Archaeology & History

The origins and early traditional history of this once famous sacred well are sadly lost due to the intrusion of industrialism.  It was obviously a place of some considerable repute and lent its name to local quarries and fields hereby.  Used extensively by local people for countless centuries, things were to change in 1715 when the waters of this and other wells were to be kept clean by one John Black, “at a salary of 400 merks yearly.”  The Glasgow historian Eyre-Todd (1934) told that,

“Black was to furnish them with chains, buckets, sheaves, ladles, and other necessary graith, aswell as with locks and iron bands.  He was ‘to cleanse, muck and keep them clean,’ and to lock and open them in due time, evening and morning.  In case of failure he was liable to a penalty of £100 Scots.”

Lady Well in 2015

Lady Well in 2015

Lady Well in 1883

Lady Well in 1883

That’s a helluva lot of money in those days!  Even when M’Ure (1736) described it, only in passing, he had nothing to say about its curative properties or local rites.  Once the Industrialists take control, the ways of local people are sanitized, sterilized and ‘progress’ outlaws tradition.  The only reference to an earlier sacrality is in Mr Russel’s (1883) article, where he said simply, that the Lady Well was “so called after a fountain at the bottom of the Craigs…sacred in Popish times to the Virgin.”

The construction that we see today—of the well in its little enclave—was first built in 1835-6.  The waters became polluted after they were redirected below the Necropolis and have not been used since (although they still flow out of the wall a couple of yards to the right, stinking!).  The architectural feature was cleaned up and restored by the local brewery in 1983.

The site may have gained its name from one Lady Lochow, who lived nearby and built a hospital at the old Gorbels in the 14th century—but we might never know the real truth about the origin of its dedication.  However, an intriguing ingredient relating to the dedication of the Lady Well is the incidence of a St. Anne’s Street that used to exist immediately to the east, as seen on the 1865 OS-map above.  St. Anne may well be the mythic character behind the naming of this Lady Well, although I can find no literature to prove this.  In the christian mythos, St. Anne was a very important character indeed: the mother of the Virgin Mary no less!  However, as hagiographers from Attwater (1965), to Baring-Gould (1898) and Butler (1866) all tell, her biography is piecemeal—which is most surprising considering she was JC’s granny!  Anne’s festival date was July 26 (a couple of days after Sirius enters the northern hemisphere); she was the patron saint of midwives, grandmothers and also miners, who invoked her as the deity who produced gold and silverakin to the Earth Mother Herself!  It’s obvious that Anne’s original mythic nature was subdued, as she represented an archaic root of matriarchal triplicity of the Virgin, the Lady and Old Woman and not the patriarchal triplicity of the incoming christian cult.  The christian mythos at this Lady Well (as elsewhere) replaced one facet of the indigenous prima mater in Glasgow, known as the Cailleach—as shown in her attributes of midwife, grandmother and the deep Earth.  If local historians can find field-names or wells dedicated to the Maiden, the Lady and the Carlin (or their variant titles) nearby, the lost layers of archaic Glasgow’s indigenous animistic folk memories could be mapped out once again…

References:

  1. Attwater, Donald, The Penguin Dictionary of Saints, Penguin: Harmondsworth 1965.

**ACTIVITY**:
Give the Lady Well text from "The construction that" to "brewery in 1983.", changing "brewery" to "council". The rows have no connection to the Lady Well text.

Document structure recognition data:

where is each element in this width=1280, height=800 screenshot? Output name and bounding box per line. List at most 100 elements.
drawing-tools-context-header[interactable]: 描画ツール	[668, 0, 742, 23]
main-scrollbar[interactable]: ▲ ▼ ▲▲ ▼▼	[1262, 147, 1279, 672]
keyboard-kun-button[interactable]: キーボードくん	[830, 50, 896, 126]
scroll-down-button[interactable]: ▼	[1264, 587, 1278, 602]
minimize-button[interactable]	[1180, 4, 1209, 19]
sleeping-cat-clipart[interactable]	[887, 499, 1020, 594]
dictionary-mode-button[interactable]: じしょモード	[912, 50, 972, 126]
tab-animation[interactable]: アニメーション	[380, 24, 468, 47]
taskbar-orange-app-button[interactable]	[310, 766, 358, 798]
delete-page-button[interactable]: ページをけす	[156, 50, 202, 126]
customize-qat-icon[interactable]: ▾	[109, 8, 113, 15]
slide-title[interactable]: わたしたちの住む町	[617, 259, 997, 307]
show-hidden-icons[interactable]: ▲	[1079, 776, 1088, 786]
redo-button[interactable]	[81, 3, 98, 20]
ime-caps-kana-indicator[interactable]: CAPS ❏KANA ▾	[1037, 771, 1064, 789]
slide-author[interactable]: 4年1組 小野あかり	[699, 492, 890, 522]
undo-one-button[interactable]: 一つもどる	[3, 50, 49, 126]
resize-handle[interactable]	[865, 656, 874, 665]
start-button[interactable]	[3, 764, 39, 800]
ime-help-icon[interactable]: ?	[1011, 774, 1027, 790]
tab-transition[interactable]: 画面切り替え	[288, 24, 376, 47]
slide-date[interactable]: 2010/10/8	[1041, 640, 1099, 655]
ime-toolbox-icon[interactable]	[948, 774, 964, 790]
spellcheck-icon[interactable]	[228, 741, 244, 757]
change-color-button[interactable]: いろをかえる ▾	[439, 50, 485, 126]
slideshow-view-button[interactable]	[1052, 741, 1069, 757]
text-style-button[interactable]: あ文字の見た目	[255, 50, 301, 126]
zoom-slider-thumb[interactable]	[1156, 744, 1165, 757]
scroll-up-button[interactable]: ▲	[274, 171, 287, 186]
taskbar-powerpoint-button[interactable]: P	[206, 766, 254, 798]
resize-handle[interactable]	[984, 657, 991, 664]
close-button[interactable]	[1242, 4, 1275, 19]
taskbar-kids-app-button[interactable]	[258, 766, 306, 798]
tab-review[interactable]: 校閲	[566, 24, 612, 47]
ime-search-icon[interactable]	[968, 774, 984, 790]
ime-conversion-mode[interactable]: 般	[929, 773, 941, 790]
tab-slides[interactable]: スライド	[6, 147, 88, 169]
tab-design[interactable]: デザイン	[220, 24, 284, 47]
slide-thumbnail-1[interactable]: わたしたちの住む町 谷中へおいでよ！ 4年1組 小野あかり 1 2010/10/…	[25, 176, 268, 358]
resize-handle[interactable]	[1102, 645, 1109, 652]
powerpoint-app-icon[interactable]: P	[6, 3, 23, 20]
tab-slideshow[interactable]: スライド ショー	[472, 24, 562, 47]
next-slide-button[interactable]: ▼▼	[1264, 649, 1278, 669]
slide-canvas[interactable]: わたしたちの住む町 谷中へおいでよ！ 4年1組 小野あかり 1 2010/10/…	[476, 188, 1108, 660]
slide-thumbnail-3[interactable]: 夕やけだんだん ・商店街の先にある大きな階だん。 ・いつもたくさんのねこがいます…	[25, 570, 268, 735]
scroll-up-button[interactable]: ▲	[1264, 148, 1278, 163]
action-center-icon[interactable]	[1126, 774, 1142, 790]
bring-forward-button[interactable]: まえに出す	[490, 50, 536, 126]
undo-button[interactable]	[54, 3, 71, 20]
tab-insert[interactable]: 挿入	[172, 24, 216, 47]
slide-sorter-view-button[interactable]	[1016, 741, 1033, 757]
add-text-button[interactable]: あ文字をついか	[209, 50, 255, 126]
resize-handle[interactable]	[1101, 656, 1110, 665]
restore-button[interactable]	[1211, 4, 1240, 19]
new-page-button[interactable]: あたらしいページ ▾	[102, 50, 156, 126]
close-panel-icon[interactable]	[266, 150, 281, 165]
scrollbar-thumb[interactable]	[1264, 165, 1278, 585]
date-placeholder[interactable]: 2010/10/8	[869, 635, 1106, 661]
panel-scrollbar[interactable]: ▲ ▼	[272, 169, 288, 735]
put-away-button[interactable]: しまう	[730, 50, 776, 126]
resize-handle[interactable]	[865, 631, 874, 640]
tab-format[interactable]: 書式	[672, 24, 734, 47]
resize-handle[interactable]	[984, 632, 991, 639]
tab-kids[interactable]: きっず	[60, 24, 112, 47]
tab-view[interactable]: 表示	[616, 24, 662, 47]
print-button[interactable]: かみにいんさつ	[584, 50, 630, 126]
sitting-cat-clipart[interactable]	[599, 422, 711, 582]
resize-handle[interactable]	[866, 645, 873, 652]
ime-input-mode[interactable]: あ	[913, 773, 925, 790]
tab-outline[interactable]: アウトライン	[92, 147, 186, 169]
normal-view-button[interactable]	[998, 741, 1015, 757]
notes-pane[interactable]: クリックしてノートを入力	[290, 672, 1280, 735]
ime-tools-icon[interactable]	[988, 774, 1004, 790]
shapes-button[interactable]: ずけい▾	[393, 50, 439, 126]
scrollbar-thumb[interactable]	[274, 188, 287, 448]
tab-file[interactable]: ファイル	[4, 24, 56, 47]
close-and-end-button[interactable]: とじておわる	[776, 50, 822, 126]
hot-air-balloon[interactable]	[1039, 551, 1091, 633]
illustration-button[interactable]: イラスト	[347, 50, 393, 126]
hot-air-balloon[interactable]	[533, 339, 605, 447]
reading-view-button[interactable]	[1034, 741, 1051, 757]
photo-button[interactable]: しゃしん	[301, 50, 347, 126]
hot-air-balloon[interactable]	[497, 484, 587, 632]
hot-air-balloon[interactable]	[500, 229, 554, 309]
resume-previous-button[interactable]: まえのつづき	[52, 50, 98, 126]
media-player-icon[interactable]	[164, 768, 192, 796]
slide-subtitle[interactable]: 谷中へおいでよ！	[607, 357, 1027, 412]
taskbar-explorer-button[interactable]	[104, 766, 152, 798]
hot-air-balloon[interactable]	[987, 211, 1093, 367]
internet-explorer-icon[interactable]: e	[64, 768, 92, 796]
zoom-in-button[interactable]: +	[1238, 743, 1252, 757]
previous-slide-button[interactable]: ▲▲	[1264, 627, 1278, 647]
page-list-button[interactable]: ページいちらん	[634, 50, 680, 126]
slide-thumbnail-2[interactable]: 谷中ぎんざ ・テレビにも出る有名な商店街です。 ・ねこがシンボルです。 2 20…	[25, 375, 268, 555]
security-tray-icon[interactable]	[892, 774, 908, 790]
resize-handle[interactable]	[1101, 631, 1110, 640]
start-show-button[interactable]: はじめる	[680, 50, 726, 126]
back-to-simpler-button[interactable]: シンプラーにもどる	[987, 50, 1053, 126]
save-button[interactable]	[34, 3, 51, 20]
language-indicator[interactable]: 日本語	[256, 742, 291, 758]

**TASK RESULT**:
The construction that we see today—of the well in its little enclave—was first built in 1835-6.  The waters became polluted after they were redirected below the Necropolis and have not been used since (although they still flow out of the wall a couple of yards to the right, stinking!).  The architectural feature was cleaned up and restored by the local council in 1983.